(WHAT IS ASKED) Filter the entries and keep only the lines where the string "Africa" appears.

[A run of records]

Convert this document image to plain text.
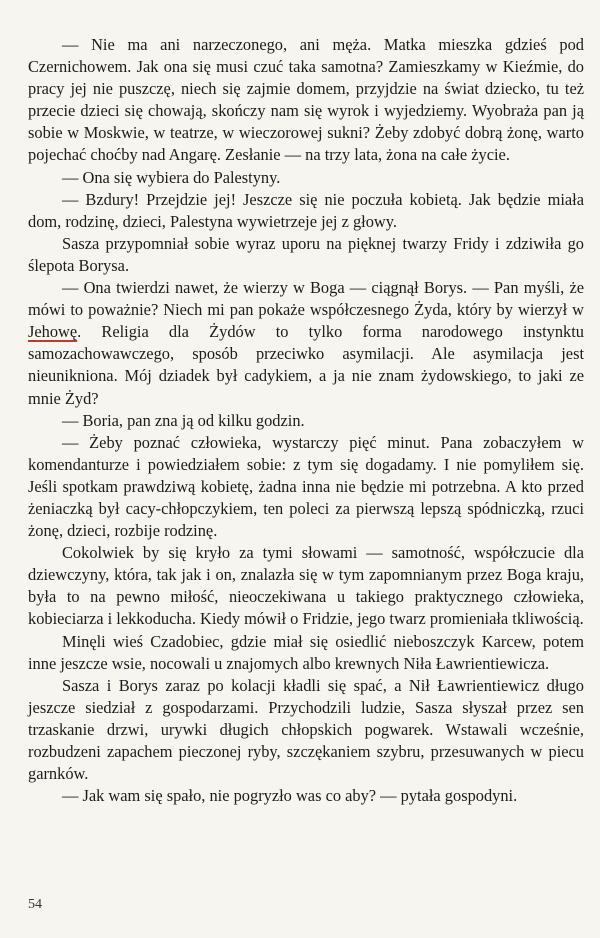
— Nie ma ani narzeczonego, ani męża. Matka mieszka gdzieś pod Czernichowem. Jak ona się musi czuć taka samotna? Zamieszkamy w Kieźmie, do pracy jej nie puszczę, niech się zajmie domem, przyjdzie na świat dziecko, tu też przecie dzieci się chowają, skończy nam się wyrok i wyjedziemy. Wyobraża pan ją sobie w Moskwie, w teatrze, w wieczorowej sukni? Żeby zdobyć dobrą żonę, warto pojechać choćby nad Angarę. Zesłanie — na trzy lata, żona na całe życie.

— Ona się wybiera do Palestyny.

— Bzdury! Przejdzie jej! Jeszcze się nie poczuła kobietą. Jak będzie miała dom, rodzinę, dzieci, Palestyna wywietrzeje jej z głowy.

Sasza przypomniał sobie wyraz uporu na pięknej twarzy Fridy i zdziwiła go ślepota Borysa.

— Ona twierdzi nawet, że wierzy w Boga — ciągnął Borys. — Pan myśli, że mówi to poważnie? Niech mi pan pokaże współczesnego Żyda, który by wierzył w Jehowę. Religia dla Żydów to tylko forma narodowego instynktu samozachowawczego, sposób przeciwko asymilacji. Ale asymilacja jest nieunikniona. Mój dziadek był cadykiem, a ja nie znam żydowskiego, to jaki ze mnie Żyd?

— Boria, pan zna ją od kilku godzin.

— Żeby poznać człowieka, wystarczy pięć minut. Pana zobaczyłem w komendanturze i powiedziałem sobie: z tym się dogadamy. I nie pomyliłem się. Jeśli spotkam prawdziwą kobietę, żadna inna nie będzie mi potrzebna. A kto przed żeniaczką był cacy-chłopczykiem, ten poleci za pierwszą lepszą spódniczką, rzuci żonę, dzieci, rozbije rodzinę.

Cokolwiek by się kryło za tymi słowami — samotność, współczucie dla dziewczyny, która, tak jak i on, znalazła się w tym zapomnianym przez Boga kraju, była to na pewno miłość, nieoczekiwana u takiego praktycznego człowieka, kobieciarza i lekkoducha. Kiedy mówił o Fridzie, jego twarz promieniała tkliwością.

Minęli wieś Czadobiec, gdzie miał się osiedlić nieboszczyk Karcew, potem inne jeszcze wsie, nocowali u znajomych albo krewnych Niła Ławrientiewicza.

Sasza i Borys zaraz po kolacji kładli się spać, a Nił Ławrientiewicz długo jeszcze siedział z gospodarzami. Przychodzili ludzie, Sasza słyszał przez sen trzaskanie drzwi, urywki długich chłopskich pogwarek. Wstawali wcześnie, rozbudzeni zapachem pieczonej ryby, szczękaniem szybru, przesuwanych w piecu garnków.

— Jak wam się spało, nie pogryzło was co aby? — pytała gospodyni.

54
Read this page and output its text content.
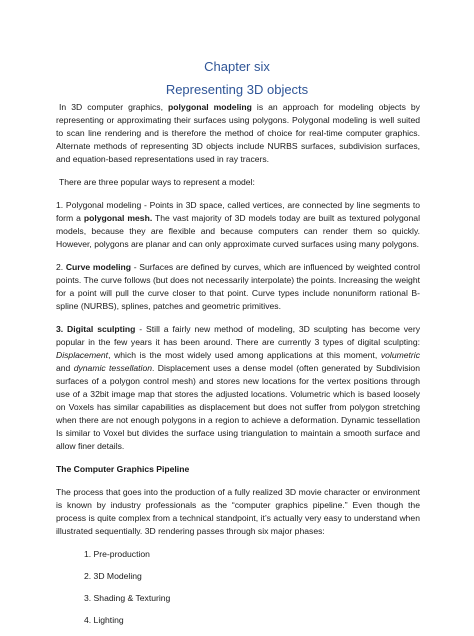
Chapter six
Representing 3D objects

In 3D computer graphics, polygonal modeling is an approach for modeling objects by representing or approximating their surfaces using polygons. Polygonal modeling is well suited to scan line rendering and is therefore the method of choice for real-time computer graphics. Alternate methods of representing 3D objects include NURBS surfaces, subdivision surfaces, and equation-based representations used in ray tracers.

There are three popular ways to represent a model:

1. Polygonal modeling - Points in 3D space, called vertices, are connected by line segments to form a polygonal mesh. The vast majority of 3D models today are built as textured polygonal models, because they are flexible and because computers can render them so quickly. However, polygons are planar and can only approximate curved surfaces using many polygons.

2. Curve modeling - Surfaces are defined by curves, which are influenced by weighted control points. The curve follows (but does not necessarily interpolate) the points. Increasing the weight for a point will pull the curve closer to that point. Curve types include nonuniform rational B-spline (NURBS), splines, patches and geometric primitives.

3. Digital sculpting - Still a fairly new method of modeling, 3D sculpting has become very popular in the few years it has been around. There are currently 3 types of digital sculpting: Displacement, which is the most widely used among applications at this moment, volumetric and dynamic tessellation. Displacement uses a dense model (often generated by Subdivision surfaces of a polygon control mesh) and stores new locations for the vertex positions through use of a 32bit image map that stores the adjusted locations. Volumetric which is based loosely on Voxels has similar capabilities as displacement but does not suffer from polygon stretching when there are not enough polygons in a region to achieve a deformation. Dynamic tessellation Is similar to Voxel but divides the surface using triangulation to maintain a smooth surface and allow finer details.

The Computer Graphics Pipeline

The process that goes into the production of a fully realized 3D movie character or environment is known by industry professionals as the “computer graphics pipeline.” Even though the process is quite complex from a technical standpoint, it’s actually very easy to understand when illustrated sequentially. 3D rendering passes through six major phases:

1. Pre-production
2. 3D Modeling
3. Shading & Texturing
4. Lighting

---

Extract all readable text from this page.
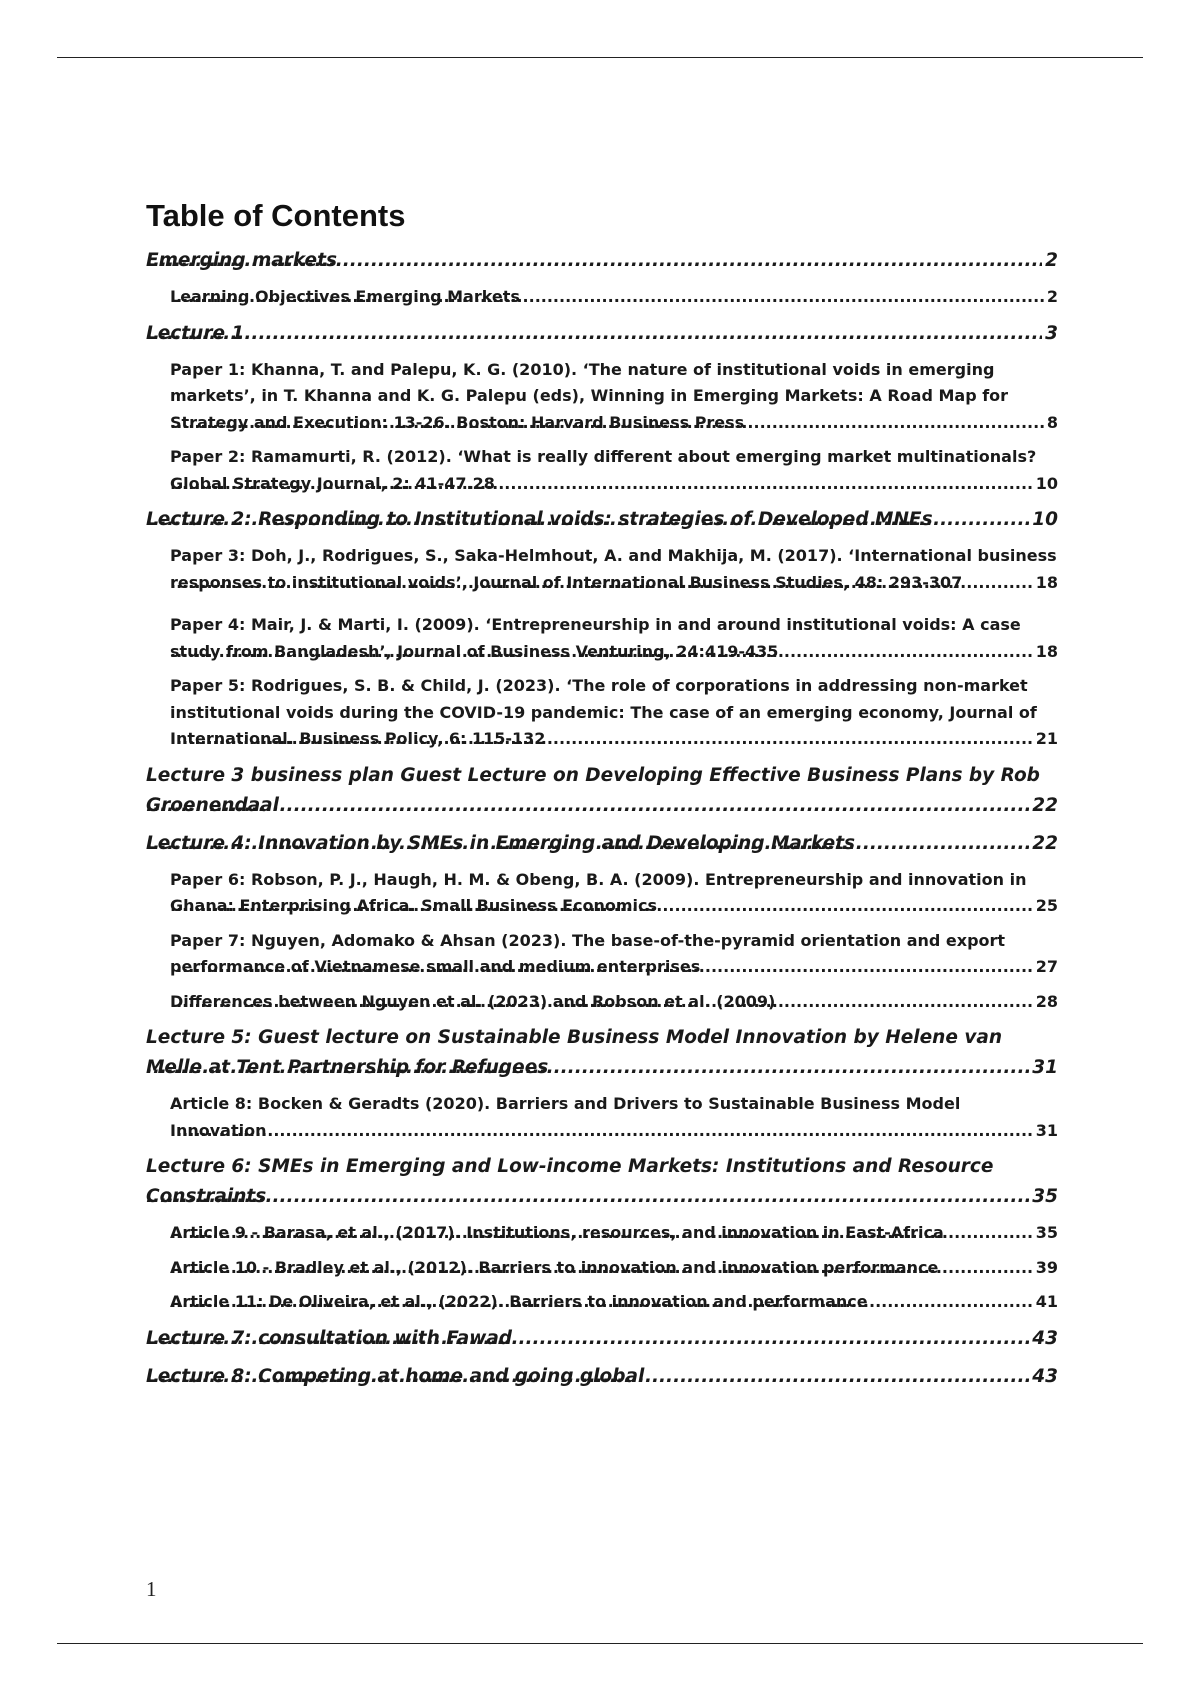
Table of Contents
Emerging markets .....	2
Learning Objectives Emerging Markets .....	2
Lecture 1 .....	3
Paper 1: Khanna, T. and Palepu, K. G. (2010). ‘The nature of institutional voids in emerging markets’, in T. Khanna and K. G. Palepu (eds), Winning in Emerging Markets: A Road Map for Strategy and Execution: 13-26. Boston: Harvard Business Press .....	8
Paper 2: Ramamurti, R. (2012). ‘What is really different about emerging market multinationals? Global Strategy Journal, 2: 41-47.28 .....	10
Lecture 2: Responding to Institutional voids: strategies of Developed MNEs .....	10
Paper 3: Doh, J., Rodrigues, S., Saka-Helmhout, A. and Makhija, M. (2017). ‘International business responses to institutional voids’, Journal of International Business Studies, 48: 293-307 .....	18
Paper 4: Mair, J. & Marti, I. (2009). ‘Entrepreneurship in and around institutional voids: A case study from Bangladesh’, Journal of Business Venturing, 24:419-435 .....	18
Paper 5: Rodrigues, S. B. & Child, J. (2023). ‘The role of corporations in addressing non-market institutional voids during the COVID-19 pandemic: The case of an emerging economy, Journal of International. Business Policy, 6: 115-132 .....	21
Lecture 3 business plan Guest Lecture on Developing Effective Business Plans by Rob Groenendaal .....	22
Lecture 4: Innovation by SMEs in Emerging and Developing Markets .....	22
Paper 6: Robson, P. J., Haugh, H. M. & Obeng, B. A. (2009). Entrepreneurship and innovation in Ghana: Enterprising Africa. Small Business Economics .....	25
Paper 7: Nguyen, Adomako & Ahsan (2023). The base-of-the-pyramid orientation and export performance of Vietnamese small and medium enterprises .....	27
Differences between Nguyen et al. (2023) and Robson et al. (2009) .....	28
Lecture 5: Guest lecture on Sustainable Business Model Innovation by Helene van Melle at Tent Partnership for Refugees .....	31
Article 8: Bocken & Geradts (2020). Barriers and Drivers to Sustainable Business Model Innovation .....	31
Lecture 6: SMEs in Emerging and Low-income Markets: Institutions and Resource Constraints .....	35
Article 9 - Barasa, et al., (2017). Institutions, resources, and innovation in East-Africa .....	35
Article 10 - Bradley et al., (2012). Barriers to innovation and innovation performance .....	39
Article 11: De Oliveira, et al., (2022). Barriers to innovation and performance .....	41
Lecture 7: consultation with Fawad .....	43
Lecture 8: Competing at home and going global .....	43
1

...

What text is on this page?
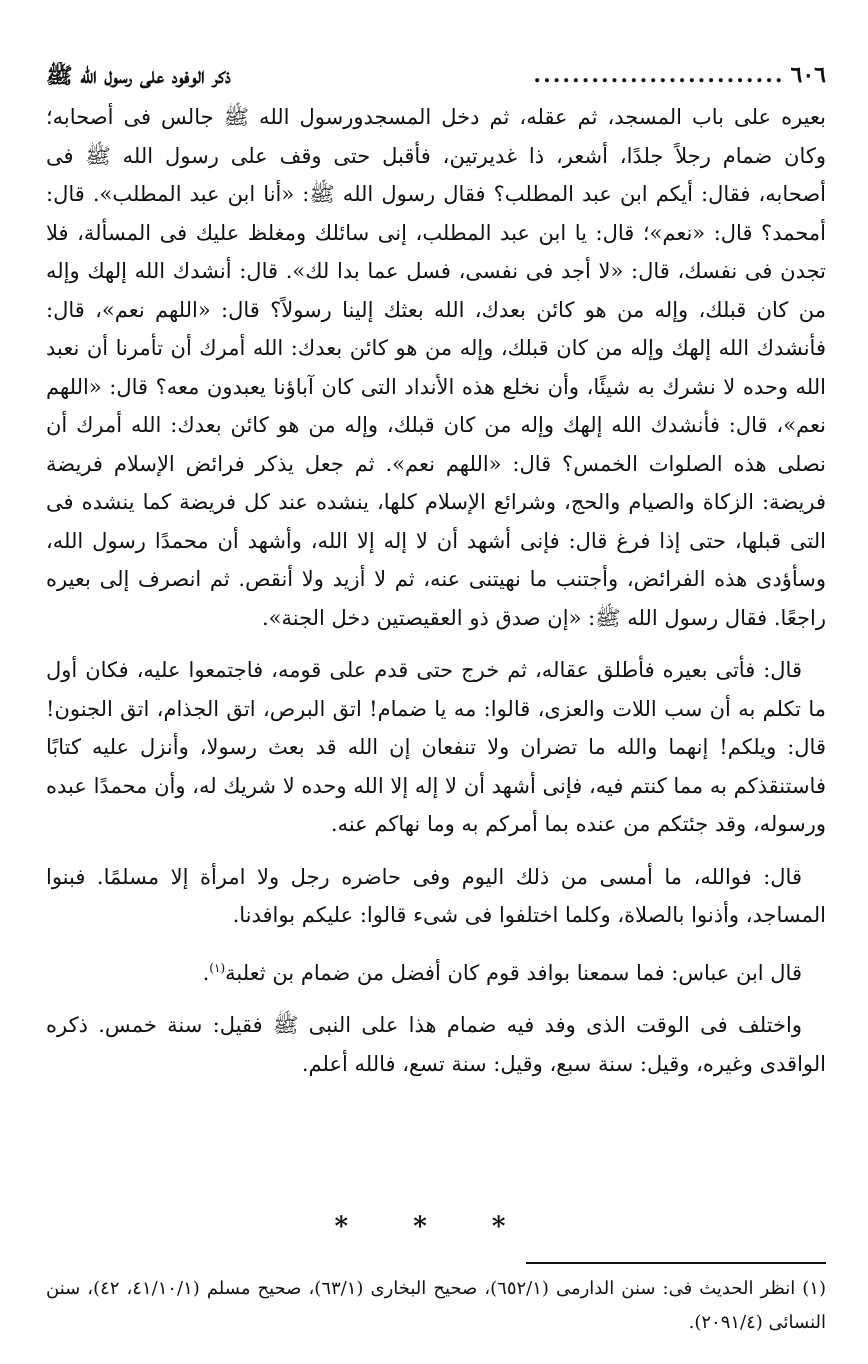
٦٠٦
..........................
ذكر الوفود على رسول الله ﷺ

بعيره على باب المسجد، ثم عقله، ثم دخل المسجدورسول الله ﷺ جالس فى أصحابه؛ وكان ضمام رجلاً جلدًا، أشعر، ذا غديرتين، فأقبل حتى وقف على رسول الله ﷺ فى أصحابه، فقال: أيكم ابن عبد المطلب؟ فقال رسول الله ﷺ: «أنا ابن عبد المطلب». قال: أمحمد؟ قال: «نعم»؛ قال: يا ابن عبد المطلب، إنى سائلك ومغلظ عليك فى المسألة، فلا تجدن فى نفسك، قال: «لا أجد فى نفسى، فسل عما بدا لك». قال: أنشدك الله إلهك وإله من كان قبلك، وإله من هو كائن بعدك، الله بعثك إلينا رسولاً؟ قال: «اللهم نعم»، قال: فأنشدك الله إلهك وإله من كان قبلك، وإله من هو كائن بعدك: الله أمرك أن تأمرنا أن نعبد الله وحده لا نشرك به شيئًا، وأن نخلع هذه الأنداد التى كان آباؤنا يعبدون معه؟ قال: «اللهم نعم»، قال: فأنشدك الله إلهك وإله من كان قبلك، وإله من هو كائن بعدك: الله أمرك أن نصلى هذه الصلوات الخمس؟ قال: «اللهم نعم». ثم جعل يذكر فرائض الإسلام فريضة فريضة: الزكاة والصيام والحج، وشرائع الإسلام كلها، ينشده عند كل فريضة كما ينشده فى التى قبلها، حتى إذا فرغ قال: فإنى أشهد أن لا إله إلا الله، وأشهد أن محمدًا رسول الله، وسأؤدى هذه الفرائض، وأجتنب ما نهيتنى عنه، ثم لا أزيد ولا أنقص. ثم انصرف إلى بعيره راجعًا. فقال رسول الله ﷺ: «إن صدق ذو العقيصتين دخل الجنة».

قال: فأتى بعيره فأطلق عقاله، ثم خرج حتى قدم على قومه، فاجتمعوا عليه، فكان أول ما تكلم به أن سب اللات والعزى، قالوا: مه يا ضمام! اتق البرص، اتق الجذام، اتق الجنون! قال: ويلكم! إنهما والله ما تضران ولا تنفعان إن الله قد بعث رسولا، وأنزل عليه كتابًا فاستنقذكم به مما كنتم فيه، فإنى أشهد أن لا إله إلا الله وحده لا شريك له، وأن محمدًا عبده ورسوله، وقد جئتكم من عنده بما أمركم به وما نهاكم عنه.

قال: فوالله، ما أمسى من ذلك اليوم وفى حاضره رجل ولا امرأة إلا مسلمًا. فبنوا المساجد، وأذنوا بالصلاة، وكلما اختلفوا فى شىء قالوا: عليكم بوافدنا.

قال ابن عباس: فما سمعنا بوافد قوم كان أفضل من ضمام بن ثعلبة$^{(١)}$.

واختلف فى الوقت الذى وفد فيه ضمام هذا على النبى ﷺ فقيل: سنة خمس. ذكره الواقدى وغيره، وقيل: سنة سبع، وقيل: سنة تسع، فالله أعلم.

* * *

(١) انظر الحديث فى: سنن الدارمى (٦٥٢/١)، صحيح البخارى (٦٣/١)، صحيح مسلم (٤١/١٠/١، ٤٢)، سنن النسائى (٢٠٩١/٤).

(RESPONSE FOR THIS EXERCISE)
Paper 6: Robson, P. J., Haugh, H. M. & Obeng, B. A. (2009). Entrepreneurship and innovation in Ghana: Enterprising Africa. Small Business Economics .....	25
Article 9 - Barasa, et al., (2017). Institutions, resources, and innovation in East-Africa .....	35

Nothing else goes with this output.